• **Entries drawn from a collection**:
---

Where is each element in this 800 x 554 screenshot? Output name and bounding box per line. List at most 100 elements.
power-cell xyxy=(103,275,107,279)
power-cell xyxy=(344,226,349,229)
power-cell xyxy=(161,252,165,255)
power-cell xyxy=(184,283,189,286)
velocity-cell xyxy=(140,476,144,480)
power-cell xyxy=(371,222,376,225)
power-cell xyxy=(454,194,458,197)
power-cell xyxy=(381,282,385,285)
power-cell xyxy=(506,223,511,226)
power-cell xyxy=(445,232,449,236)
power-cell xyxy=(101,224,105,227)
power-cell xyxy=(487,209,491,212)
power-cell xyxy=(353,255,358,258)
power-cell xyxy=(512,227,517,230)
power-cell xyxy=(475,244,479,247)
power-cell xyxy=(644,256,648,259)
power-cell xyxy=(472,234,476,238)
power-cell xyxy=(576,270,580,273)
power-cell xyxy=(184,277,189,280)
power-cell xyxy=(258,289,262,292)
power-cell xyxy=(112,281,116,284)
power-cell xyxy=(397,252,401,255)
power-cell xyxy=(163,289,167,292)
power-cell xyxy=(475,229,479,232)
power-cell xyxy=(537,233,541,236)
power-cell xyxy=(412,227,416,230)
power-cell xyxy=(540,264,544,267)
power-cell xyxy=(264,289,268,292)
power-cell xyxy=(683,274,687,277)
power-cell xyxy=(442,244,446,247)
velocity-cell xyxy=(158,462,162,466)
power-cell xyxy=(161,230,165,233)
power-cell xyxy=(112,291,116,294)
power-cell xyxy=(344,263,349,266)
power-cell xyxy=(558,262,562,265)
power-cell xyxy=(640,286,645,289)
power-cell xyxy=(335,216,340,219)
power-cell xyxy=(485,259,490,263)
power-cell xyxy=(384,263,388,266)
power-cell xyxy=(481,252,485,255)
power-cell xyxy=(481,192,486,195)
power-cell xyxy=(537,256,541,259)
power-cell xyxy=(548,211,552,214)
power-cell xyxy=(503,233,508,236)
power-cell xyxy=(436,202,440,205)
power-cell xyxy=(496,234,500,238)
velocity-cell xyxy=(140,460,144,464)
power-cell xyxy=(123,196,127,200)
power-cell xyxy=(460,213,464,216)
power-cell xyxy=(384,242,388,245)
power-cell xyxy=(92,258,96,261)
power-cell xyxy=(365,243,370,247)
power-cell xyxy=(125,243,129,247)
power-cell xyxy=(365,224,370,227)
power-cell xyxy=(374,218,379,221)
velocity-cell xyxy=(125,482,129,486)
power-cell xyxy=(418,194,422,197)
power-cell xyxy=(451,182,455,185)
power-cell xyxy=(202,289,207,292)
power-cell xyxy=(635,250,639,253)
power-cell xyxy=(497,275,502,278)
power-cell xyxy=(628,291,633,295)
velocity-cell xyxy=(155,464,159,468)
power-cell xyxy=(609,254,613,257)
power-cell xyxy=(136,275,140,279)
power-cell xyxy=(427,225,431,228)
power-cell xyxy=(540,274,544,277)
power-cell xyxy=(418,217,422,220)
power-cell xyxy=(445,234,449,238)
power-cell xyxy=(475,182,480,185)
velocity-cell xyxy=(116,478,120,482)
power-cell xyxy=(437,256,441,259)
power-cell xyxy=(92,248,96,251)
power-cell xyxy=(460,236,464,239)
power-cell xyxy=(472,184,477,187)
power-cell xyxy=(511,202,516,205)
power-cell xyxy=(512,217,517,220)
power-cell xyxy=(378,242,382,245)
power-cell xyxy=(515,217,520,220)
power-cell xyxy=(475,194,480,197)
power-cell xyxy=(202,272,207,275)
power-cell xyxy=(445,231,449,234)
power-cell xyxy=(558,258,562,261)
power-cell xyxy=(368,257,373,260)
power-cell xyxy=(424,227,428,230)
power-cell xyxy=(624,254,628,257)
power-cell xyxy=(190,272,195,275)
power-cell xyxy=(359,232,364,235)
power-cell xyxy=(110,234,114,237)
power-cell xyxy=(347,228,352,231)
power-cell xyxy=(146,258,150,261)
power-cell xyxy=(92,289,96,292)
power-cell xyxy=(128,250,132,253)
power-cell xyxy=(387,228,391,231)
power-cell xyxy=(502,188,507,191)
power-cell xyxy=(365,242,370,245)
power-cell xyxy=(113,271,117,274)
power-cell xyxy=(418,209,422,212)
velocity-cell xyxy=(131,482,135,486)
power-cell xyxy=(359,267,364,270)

---

• **Problem requirements**: Copy the entries above word for word, keeping every line and character the same.

• **Response for this exercise**:
Where is each element in this 800 x 554 screenshot? Output name and bounding box per line. List at most 100 elements.
power-cell xyxy=(103,275,107,279)
power-cell xyxy=(344,226,349,229)
power-cell xyxy=(161,252,165,255)
power-cell xyxy=(184,283,189,286)
velocity-cell xyxy=(140,476,144,480)
power-cell xyxy=(371,222,376,225)
power-cell xyxy=(454,194,458,197)
power-cell xyxy=(381,282,385,285)
power-cell xyxy=(506,223,511,226)
power-cell xyxy=(445,232,449,236)
power-cell xyxy=(101,224,105,227)
power-cell xyxy=(487,209,491,212)
power-cell xyxy=(353,255,358,258)
power-cell xyxy=(512,227,517,230)
power-cell xyxy=(475,244,479,247)
power-cell xyxy=(644,256,648,259)
power-cell xyxy=(472,234,476,238)
power-cell xyxy=(576,270,580,273)
power-cell xyxy=(184,277,189,280)
power-cell xyxy=(258,289,262,292)
power-cell xyxy=(112,281,116,284)
power-cell xyxy=(397,252,401,255)
power-cell xyxy=(163,289,167,292)
power-cell xyxy=(475,229,479,232)
power-cell xyxy=(537,233,541,236)
power-cell xyxy=(412,227,416,230)
power-cell xyxy=(540,264,544,267)
power-cell xyxy=(264,289,268,292)
power-cell xyxy=(683,274,687,277)
power-cell xyxy=(442,244,446,247)
velocity-cell xyxy=(158,462,162,466)
power-cell xyxy=(161,230,165,233)
power-cell xyxy=(112,291,116,294)
power-cell xyxy=(344,263,349,266)
power-cell xyxy=(558,262,562,265)
power-cell xyxy=(640,286,645,289)
power-cell xyxy=(335,216,340,219)
power-cell xyxy=(485,259,490,263)
power-cell xyxy=(384,263,388,266)
power-cell xyxy=(481,252,485,255)
power-cell xyxy=(481,192,486,195)
power-cell xyxy=(537,256,541,259)
power-cell xyxy=(548,211,552,214)
power-cell xyxy=(503,233,508,236)
power-cell xyxy=(436,202,440,205)
power-cell xyxy=(496,234,500,238)
velocity-cell xyxy=(140,460,144,464)
power-cell xyxy=(123,196,127,200)
power-cell xyxy=(460,213,464,216)
power-cell xyxy=(384,242,388,245)
power-cell xyxy=(92,258,96,261)
power-cell xyxy=(365,243,370,247)
power-cell xyxy=(125,243,129,247)
power-cell xyxy=(365,224,370,227)
power-cell xyxy=(374,218,379,221)
velocity-cell xyxy=(125,482,129,486)
power-cell xyxy=(418,194,422,197)
power-cell xyxy=(451,182,455,185)
power-cell xyxy=(202,289,207,292)
power-cell xyxy=(635,250,639,253)
power-cell xyxy=(497,275,502,278)
power-cell xyxy=(628,291,633,295)
velocity-cell xyxy=(155,464,159,468)
power-cell xyxy=(609,254,613,257)
power-cell xyxy=(136,275,140,279)
power-cell xyxy=(427,225,431,228)
power-cell xyxy=(540,274,544,277)
power-cell xyxy=(418,217,422,220)
power-cell xyxy=(445,234,449,238)
power-cell xyxy=(475,182,480,185)
velocity-cell xyxy=(116,478,120,482)
power-cell xyxy=(437,256,441,259)
power-cell xyxy=(92,248,96,251)
power-cell xyxy=(460,236,464,239)
power-cell xyxy=(472,184,477,187)
power-cell xyxy=(511,202,516,205)
power-cell xyxy=(512,217,517,220)
power-cell xyxy=(378,242,382,245)
power-cell xyxy=(515,217,520,220)
power-cell xyxy=(475,194,480,197)
power-cell xyxy=(202,272,207,275)
power-cell xyxy=(445,231,449,234)
power-cell xyxy=(558,258,562,261)
power-cell xyxy=(368,257,373,260)
power-cell xyxy=(424,227,428,230)
power-cell xyxy=(624,254,628,257)
power-cell xyxy=(190,272,195,275)
power-cell xyxy=(359,232,364,235)
power-cell xyxy=(110,234,114,237)
power-cell xyxy=(347,228,352,231)
power-cell xyxy=(146,258,150,261)
power-cell xyxy=(92,289,96,292)
power-cell xyxy=(128,250,132,253)
power-cell xyxy=(387,228,391,231)
power-cell xyxy=(502,188,507,191)
power-cell xyxy=(365,242,370,245)
power-cell xyxy=(113,271,117,274)
power-cell xyxy=(418,209,422,212)
velocity-cell xyxy=(131,482,135,486)
power-cell xyxy=(359,267,364,270)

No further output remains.